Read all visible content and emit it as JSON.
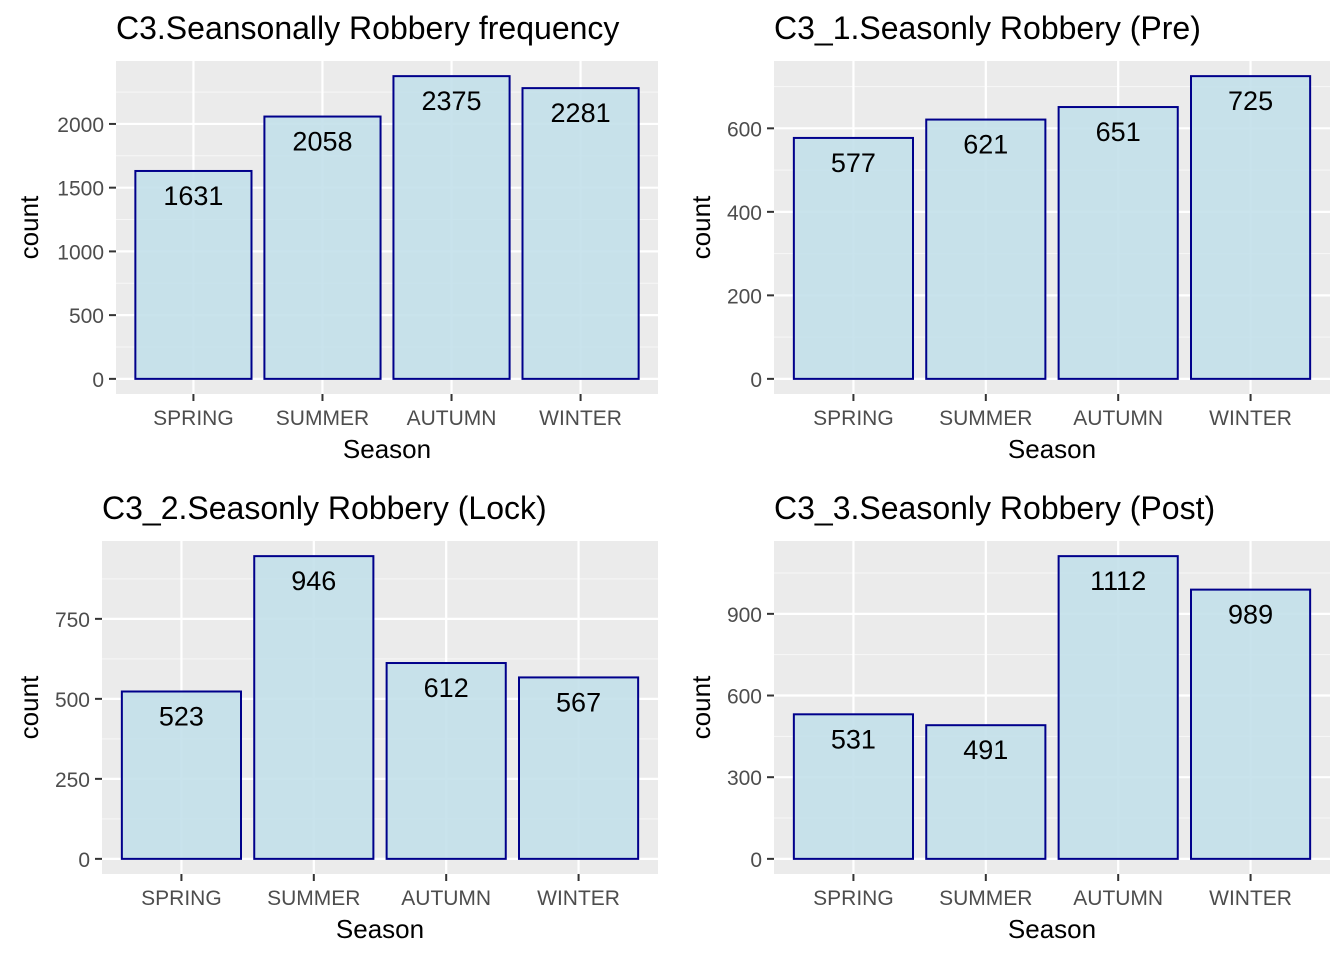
{
  "chart_data": [
    {
      "type": "bar",
      "title": "C3.Seansonally Robbery frequency",
      "xlabel": "Season",
      "ylabel": "count",
      "categories": [
        "SPRING",
        "SUMMER",
        "AUTUMN",
        "WINTER"
      ],
      "values": [
        1631,
        2058,
        2375,
        2281
      ],
      "yticks": [
        0,
        500,
        1000,
        1500,
        2000
      ],
      "ylim": [
        0,
        2375
      ],
      "grid": true,
      "colors": {
        "panel_bg": "#ebebeb",
        "grid": "#ffffff",
        "bar_fill": "#c3e0ea",
        "bar_stroke": "#00008b"
      }
    },
    {
      "type": "bar",
      "title": "C3_1.Seasonly Robbery (Pre)",
      "xlabel": "Season",
      "ylabel": "count",
      "categories": [
        "SPRING",
        "SUMMER",
        "AUTUMN",
        "WINTER"
      ],
      "values": [
        577,
        621,
        651,
        725
      ],
      "yticks": [
        0,
        200,
        400,
        600
      ],
      "ylim": [
        0,
        725
      ],
      "grid": true,
      "colors": {
        "panel_bg": "#ebebeb",
        "grid": "#ffffff",
        "bar_fill": "#c3e0ea",
        "bar_stroke": "#00008b"
      }
    },
    {
      "type": "bar",
      "title": "C3_2.Seasonly Robbery (Lock)",
      "xlabel": "Season",
      "ylabel": "count",
      "categories": [
        "SPRING",
        "SUMMER",
        "AUTUMN",
        "WINTER"
      ],
      "values": [
        523,
        946,
        612,
        567
      ],
      "yticks": [
        0,
        250,
        500,
        750
      ],
      "ylim": [
        0,
        946
      ],
      "grid": true,
      "colors": {
        "panel_bg": "#ebebeb",
        "grid": "#ffffff",
        "bar_fill": "#c3e0ea",
        "bar_stroke": "#00008b"
      }
    },
    {
      "type": "bar",
      "title": "C3_3.Seasonly Robbery (Post)",
      "xlabel": "Season",
      "ylabel": "count",
      "categories": [
        "SPRING",
        "SUMMER",
        "AUTUMN",
        "WINTER"
      ],
      "values": [
        531,
        491,
        1112,
        989
      ],
      "yticks": [
        0,
        300,
        600,
        900
      ],
      "ylim": [
        0,
        1112
      ],
      "grid": true,
      "colors": {
        "panel_bg": "#ebebeb",
        "grid": "#ffffff",
        "bar_fill": "#c3e0ea",
        "bar_stroke": "#00008b"
      }
    }
  ]
}
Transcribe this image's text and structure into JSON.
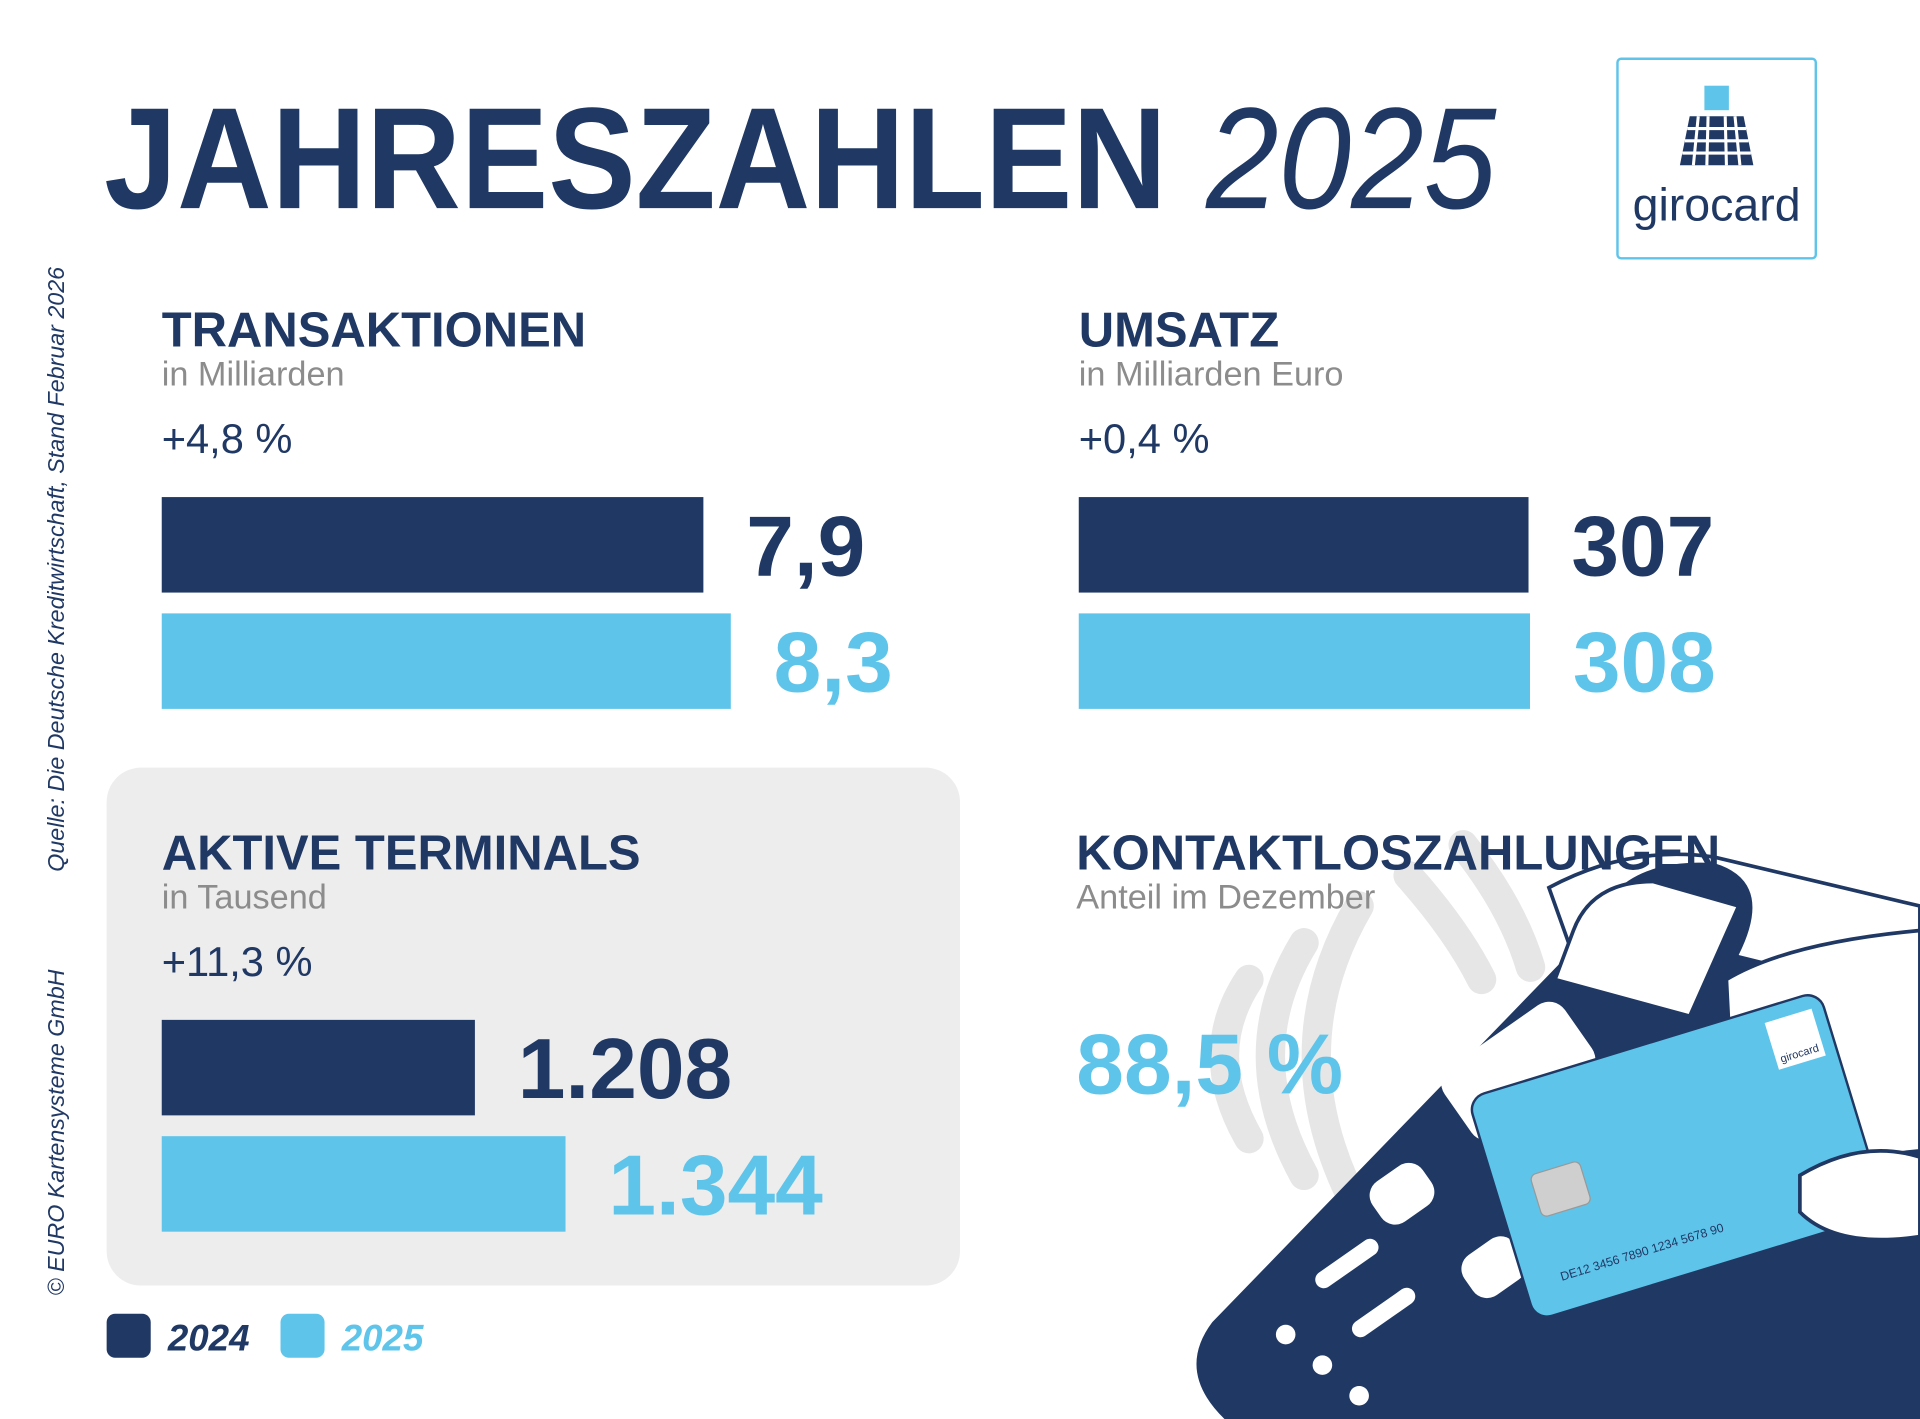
{
  "header": {
    "title": "JAHRESZAHLEN",
    "year": "2025",
    "logo": "girocard"
  },
  "source": "Quelle: Die Deutsche Kreditwirtschaft, Stand Februar 2026",
  "copyright": "© EURO Kartensysteme GmbH",
  "card": {
    "logo": "girocard",
    "iban": "DE12 3456 7890 1234 5678 90"
  },
  "chart_data": [
    {
      "type": "bar",
      "title": "TRANSAKTIONEN",
      "subtitle": "in Milliarden",
      "annotation": "+4,8 %",
      "xlim": [
        0,
        10
      ],
      "series": [
        {
          "name": "2024",
          "color": "#203864",
          "values": [
            7.9
          ],
          "value_labels": [
            "7,9"
          ]
        },
        {
          "name": "2025",
          "color": "#5ec4ea",
          "values": [
            8.3
          ],
          "value_labels": [
            "8,3"
          ]
        }
      ]
    },
    {
      "type": "bar",
      "title": "UMSATZ",
      "subtitle": "in Milliarden Euro",
      "annotation": "+0,4 %",
      "xlim": [
        0,
        468
      ],
      "series": [
        {
          "color": "#203864",
          "values": [
            307
          ]
        },
        {
          "color": "#5ec4ea",
          "values": [
            308
          ]
        }
      ]
    },
    {
      "type": "bar",
      "title": "AKTIVE TERMINALS",
      "subtitle": "in Tausend",
      "annotation": "+11,3 %",
      "xlim": [
        738,
        1767
      ],
      "series": [
        {
          "color": "#203864",
          "values": [
            1208
          ],
          "value_labels": [
            "1.208"
          ]
        },
        {
          "color": "#5ec4ea",
          "values": [
            1344
          ],
          "value_labels": [
            "1.344"
          ]
        }
      ]
    },
    {
      "type": "kpi",
      "title": "KONTAKTLOSZAHLUNGEN",
      "subtitle": "Anteil im Dezember",
      "color": "#5ec4ea",
      "values": [
        88.5
      ],
      "value_labels": [
        "88,5 %"
      ]
    }
  ]
}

[Work to be completed]:
Leaving aside the images, write out the entries above word for word.

[Result]:
Read all visible content and emit it as JSON.
{
  "chart_data": [
    {
      "type": "bar",
      "title": "C3.Seansonally Robbery frequency",
      "xlabel": "Season",
      "ylabel": "count",
      "categories": [
        "SPRING",
        "SUMMER",
        "AUTUMN",
        "WINTER"
      ],
      "values": [
        1631,
        2058,
        2375,
        2281
      ],
      "yticks": [
        0,
        500,
        1000,
        1500,
        2000
      ],
      "ylim": [
        0,
        2375
      ],
      "grid": true,
      "colors": {
        "panel_bg": "#ebebeb",
        "grid": "#ffffff",
        "bar_fill": "#c3e0ea",
        "bar_stroke": "#00008b"
      }
    },
    {
      "type": "bar",
      "title": "C3_1.Seasonly Robbery (Pre)",
      "xlabel": "Season",
      "ylabel": "count",
      "categories": [
        "SPRING",
        "SUMMER",
        "AUTUMN",
        "WINTER"
      ],
      "values": [
        577,
        621,
        651,
        725
      ],
      "yticks": [
        0,
        200,
        400,
        600
      ],
      "ylim": [
        0,
        725
      ],
      "grid": true,
      "colors": {
        "panel_bg": "#ebebeb",
        "grid": "#ffffff",
        "bar_fill": "#c3e0ea",
        "bar_stroke": "#00008b"
      }
    },
    {
      "type": "bar",
      "title": "C3_2.Seasonly Robbery (Lock)",
      "xlabel": "Season",
      "ylabel": "count",
      "categories": [
        "SPRING",
        "SUMMER",
        "AUTUMN",
        "WINTER"
      ],
      "values": [
        523,
        946,
        612,
        567
      ],
      "yticks": [
        0,
        250,
        500,
        750
      ],
      "ylim": [
        0,
        946
      ],
      "grid": true,
      "colors": {
        "panel_bg": "#ebebeb",
        "grid": "#ffffff",
        "bar_fill": "#c3e0ea",
        "bar_stroke": "#00008b"
      }
    },
    {
      "type": "bar",
      "title": "C3_3.Seasonly Robbery (Post)",
      "xlabel": "Season",
      "ylabel": "count",
      "categories": [
        "SPRING",
        "SUMMER",
        "AUTUMN",
        "WINTER"
      ],
      "values": [
        531,
        491,
        1112,
        989
      ],
      "yticks": [
        0,
        300,
        600,
        900
      ],
      "ylim": [
        0,
        1112
      ],
      "grid": true,
      "colors": {
        "panel_bg": "#ebebeb",
        "grid": "#ffffff",
        "bar_fill": "#c3e0ea",
        "bar_stroke": "#00008b"
      }
    }
  ]
}
Transcribe this image's text and structure into JSON.
{
  "header": {
    "title": "JAHRESZAHLEN",
    "year": "2025",
    "logo": "girocard"
  },
  "source": "Quelle: Die Deutsche Kreditwirtschaft, Stand Februar 2026",
  "copyright": "© EURO Kartensysteme GmbH",
  "card": {
    "logo": "girocard",
    "iban": "DE12 3456 7890 1234 5678 90"
  },
  "chart_data": [
    {
      "type": "bar",
      "title": "TRANSAKTIONEN",
      "subtitle": "in Milliarden",
      "annotation": "+4,8 %",
      "xlim": [
        0,
        10
      ],
      "series": [
        {
          "name": "2024",
          "color": "#203864",
          "values": [
            7.9
          ],
          "value_labels": [
            "7,9"
          ]
        },
        {
          "name": "2025",
          "color": "#5ec4ea",
          "values": [
            8.3
          ],
          "value_labels": [
            "8,3"
          ]
        }
      ]
    },
    {
      "type": "bar",
      "title": "UMSATZ",
      "subtitle": "in Milliarden Euro",
      "annotation": "+0,4 %",
      "xlim": [
        0,
        468
      ],
      "series": [
        {
          "color": "#203864",
          "values": [
            307
          ]
        },
        {
          "color": "#5ec4ea",
          "values": [
            308
          ]
        }
      ]
    },
    {
      "type": "bar",
      "title": "AKTIVE TERMINALS",
      "subtitle": "in Tausend",
      "annotation": "+11,3 %",
      "xlim": [
        738,
        1767
      ],
      "series": [
        {
          "color": "#203864",
          "values": [
            1208
          ],
          "value_labels": [
            "1.208"
          ]
        },
        {
          "color": "#5ec4ea",
          "values": [
            1344
          ],
          "value_labels": [
            "1.344"
          ]
        }
      ]
    },
    {
      "type": "kpi",
      "title": "KONTAKTLOSZAHLUNGEN",
      "subtitle": "Anteil im Dezember",
      "color": "#5ec4ea",
      "values": [
        88.5
      ],
      "value_labels": [
        "88,5 %"
      ]
    }
  ]
}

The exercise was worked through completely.